↓↓↓

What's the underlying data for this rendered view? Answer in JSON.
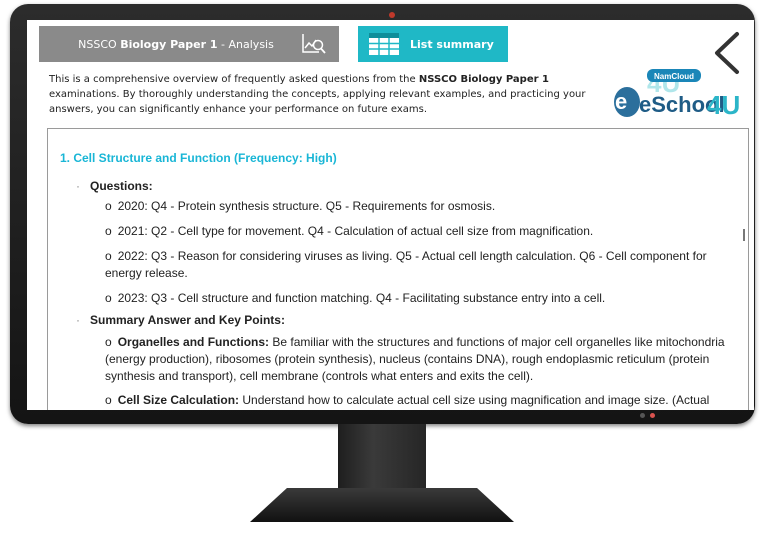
{
  "header": {
    "analysis_prefix": "NSSCO ",
    "analysis_bold": "Biology Paper 1",
    "analysis_suffix": " - Analysis",
    "summary_tab": "List summary"
  },
  "intro": {
    "pre": "This is a comprehensive overview of frequently asked questions from the ",
    "bold": "NSSCO Biology Paper 1",
    "post": " examinations. By thoroughly understanding the concepts, applying relevant examples, and practicing your answers, you can significantly enhance your performance on future exams."
  },
  "logo": {
    "top": "NamCloud",
    "main": "eSchool",
    "suffix": "4U"
  },
  "icons": {
    "chart": "chart-search-icon",
    "table": "table-icon",
    "back": "chevron-left-icon"
  },
  "colors": {
    "accent": "#1fb8c6",
    "tab_gray": "#8a8a8a",
    "heading": "#19b6d6"
  },
  "content": {
    "heading": "1. Cell Structure and Function (Frequency: High)",
    "questions_label": "Questions:",
    "questions": [
      "2020: Q4 - Protein synthesis structure. Q5 - Requirements for osmosis.",
      "2021: Q2 - Cell type for movement. Q4 - Calculation of actual cell size from magnification.",
      "2022: Q3 - Reason for considering viruses as living. Q5 - Actual cell length calculation. Q6 - Cell component for energy release.",
      "2023: Q3 - Cell structure and function matching. Q4 - Facilitating substance entry into a cell."
    ],
    "summary_label": "Summary Answer and Key Points:",
    "points": [
      {
        "title": "Organelles and Functions:",
        "text": " Be familiar with the structures and functions of major cell organelles like mitochondria (energy production), ribosomes (protein synthesis), nucleus (contains DNA), rough endoplasmic reticulum (protein synthesis and transport), cell membrane (controls what enters and exits the cell)."
      },
      {
        "title": "Cell Size Calculation:",
        "text": " Understand how to calculate actual cell size using magnification and image size. (Actual size = Image size / Magnification)."
      }
    ]
  }
}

↑↑↑

The lines above that hold the word "title" are the ones to copy.

        "title": "Organelles and Functions:",
        "title": "Cell Size Calculation:",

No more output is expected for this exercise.